● **STORED DATA**
━━━━━━

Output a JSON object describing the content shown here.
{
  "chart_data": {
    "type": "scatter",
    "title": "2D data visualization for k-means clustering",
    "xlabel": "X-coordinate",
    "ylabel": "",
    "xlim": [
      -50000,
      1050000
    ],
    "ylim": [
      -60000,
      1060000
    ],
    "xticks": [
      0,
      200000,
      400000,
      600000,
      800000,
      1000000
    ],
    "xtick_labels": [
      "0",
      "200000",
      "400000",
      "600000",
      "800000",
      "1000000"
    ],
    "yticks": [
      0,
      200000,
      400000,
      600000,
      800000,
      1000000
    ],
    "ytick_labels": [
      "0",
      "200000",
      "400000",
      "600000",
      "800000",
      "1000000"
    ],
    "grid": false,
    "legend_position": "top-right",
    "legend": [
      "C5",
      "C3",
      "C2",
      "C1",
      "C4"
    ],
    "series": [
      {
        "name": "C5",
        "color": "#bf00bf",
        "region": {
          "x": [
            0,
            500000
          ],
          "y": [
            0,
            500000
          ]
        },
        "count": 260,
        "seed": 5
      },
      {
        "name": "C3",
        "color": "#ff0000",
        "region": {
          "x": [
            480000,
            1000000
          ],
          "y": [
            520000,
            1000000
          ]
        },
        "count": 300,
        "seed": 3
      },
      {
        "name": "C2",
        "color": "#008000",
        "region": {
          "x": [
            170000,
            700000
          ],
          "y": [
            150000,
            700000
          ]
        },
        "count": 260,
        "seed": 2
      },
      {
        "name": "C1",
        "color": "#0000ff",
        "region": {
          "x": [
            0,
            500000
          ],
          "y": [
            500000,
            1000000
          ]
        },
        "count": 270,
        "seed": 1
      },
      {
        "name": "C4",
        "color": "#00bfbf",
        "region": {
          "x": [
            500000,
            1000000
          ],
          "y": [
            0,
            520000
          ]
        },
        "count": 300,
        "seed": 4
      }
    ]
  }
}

━━━━━━

● **WHAT THE TASK ASKS**
Search the data for the word "name" and copy each line where it appears.

● **TASK ANSWER**
        "name": "C5",
        "name": "C3",
        "name": "C2",
        "name": "C1",
        "name": "C4",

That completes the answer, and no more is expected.